## SUPPLIED INFORMATION
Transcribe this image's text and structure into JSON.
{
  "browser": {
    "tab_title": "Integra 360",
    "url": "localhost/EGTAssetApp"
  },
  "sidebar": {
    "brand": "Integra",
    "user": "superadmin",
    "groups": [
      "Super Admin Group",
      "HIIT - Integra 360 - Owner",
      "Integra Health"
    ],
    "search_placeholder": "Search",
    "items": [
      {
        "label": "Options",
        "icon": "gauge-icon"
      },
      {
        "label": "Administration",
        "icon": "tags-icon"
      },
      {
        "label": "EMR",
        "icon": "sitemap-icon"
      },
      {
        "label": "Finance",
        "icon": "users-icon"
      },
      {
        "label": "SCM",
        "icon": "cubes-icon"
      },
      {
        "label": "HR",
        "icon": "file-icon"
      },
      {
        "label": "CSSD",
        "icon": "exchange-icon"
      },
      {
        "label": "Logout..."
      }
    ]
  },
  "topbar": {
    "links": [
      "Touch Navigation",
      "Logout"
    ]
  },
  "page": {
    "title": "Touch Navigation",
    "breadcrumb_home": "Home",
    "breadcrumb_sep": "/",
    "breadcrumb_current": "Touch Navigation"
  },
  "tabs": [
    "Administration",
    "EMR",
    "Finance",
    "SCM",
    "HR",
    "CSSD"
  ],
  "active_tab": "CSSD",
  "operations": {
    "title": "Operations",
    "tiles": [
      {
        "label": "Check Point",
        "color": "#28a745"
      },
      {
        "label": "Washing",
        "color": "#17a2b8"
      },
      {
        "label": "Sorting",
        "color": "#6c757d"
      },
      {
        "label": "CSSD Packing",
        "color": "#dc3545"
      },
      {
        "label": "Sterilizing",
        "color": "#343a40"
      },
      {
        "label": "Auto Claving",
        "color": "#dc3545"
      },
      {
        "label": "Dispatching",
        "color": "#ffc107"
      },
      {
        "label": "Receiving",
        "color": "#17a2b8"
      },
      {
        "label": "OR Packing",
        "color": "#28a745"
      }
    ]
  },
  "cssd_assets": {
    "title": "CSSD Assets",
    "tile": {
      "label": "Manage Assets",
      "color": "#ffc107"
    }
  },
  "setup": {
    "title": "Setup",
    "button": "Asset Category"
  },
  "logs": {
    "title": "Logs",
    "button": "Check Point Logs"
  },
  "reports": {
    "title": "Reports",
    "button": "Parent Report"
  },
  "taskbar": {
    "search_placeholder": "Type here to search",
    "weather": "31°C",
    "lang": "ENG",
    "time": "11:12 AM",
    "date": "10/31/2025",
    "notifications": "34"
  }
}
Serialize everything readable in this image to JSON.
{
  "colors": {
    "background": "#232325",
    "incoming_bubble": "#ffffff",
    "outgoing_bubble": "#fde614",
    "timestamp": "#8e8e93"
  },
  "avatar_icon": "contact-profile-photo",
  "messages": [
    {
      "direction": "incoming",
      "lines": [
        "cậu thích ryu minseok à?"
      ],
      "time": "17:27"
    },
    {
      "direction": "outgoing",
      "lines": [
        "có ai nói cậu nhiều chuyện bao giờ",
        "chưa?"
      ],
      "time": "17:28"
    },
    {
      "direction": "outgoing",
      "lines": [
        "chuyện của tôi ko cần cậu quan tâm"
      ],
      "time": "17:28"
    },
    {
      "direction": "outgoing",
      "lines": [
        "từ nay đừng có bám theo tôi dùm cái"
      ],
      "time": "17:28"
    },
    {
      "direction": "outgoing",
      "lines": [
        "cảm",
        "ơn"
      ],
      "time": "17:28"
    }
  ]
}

## PROBLEM TO SOLVE
Copy out all of the data exactly, leaving nothing out.

## REPLY
Transcribe this image's text and structure into JSON.
{
  "browser": {
    "tab_title": "Integra 360",
    "url": "localhost/EGTAssetApp"
  },
  "sidebar": {
    "brand": "Integra",
    "user": "superadmin",
    "groups": [
      "Super Admin Group",
      "HIIT - Integra 360 - Owner",
      "Integra Health"
    ],
    "search_placeholder": "Search",
    "items": [
      {
        "label": "Options",
        "icon": "gauge-icon"
      },
      {
        "label": "Administration",
        "icon": "tags-icon"
      },
      {
        "label": "EMR",
        "icon": "sitemap-icon"
      },
      {
        "label": "Finance",
        "icon": "users-icon"
      },
      {
        "label": "SCM",
        "icon": "cubes-icon"
      },
      {
        "label": "HR",
        "icon": "file-icon"
      },
      {
        "label": "CSSD",
        "icon": "exchange-icon"
      },
      {
        "label": "Logout..."
      }
    ]
  },
  "topbar": {
    "links": [
      "Touch Navigation",
      "Logout"
    ]
  },
  "page": {
    "title": "Touch Navigation",
    "breadcrumb_home": "Home",
    "breadcrumb_sep": "/",
    "breadcrumb_current": "Touch Navigation"
  },
  "tabs": [
    "Administration",
    "EMR",
    "Finance",
    "SCM",
    "HR",
    "CSSD"
  ],
  "active_tab": "CSSD",
  "operations": {
    "title": "Operations",
    "tiles": [
      {
        "label": "Check Point",
        "color": "#28a745"
      },
      {
        "label": "Washing",
        "color": "#17a2b8"
      },
      {
        "label": "Sorting",
        "color": "#6c757d"
      },
      {
        "label": "CSSD Packing",
        "color": "#dc3545"
      },
      {
        "label": "Sterilizing",
        "color": "#343a40"
      },
      {
        "label": "Auto Claving",
        "color": "#dc3545"
      },
      {
        "label": "Dispatching",
        "color": "#ffc107"
      },
      {
        "label": "Receiving",
        "color": "#17a2b8"
      },
      {
        "label": "OR Packing",
        "color": "#28a745"
      }
    ]
  },
  "cssd_assets": {
    "title": "CSSD Assets",
    "tile": {
      "label": "Manage Assets",
      "color": "#ffc107"
    }
  },
  "setup": {
    "title": "Setup",
    "button": "Asset Category"
  },
  "logs": {
    "title": "Logs",
    "button": "Check Point Logs"
  },
  "reports": {
    "title": "Reports",
    "button": "Parent Report"
  },
  "taskbar": {
    "search_placeholder": "Type here to search",
    "weather": "31°C",
    "lang": "ENG",
    "time": "11:12 AM",
    "date": "10/31/2025",
    "notifications": "34"
  }
}
Serialize everything readable in this image to JSON.
{
  "colors": {
    "background": "#232325",
    "incoming_bubble": "#ffffff",
    "outgoing_bubble": "#fde614",
    "timestamp": "#8e8e93"
  },
  "avatar_icon": "contact-profile-photo",
  "messages": [
    {
      "direction": "incoming",
      "lines": [
        "cậu thích ryu minseok à?"
      ],
      "time": "17:27"
    },
    {
      "direction": "outgoing",
      "lines": [
        "có ai nói cậu nhiều chuyện bao giờ",
        "chưa?"
      ],
      "time": "17:28"
    },
    {
      "direction": "outgoing",
      "lines": [
        "chuyện của tôi ko cần cậu quan tâm"
      ],
      "time": "17:28"
    },
    {
      "direction": "outgoing",
      "lines": [
        "từ nay đừng có bám theo tôi dùm cái"
      ],
      "time": "17:28"
    },
    {
      "direction": "outgoing",
      "lines": [
        "cảm",
        "ơn"
      ],
      "time": "17:28"
    }
  ]
}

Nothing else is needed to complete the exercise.